- [PROBLEM]: Show all lines that include the string "goods"; copy each one.

[Figure content listings]
________________

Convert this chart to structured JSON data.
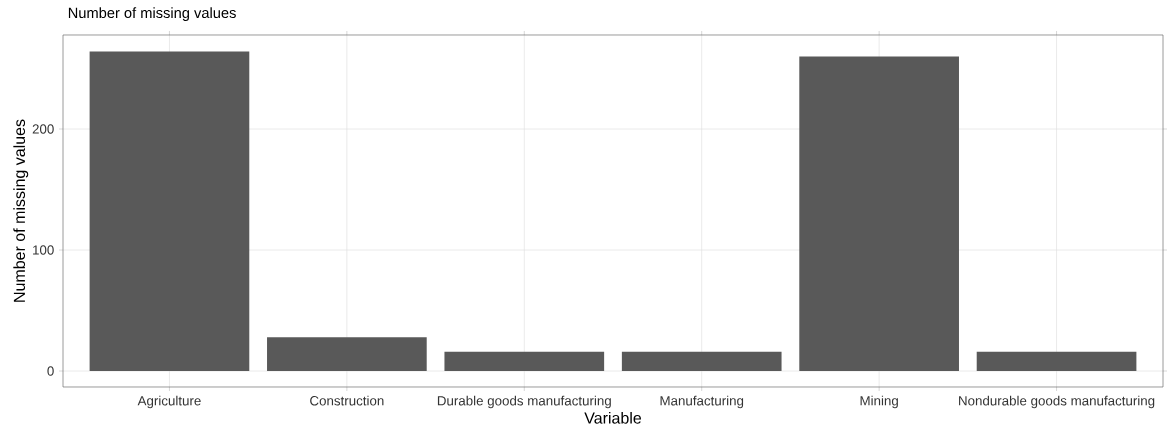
{
  "chart_data": {
    "type": "bar",
    "title": "Number of missing values",
    "xlabel": "Variable",
    "ylabel": "Number of missing values",
    "categories": [
      "Agriculture",
      "Construction",
      "Durable goods manufacturing",
      "Manufacturing",
      "Mining",
      "Nondurable goods manufacturing"
    ],
    "values": [
      264,
      28,
      16,
      16,
      260,
      16
    ],
    "color": "#595959",
    "ylim": [
      -13.2,
      277.7
    ],
    "yticks": [
      0,
      100,
      200
    ],
    "grid": true
  }
}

________________

- [OUTPUT FOR THIS EXERCISE]:
      "Durable goods manufacturing",
      "Nondurable goods manufacturing"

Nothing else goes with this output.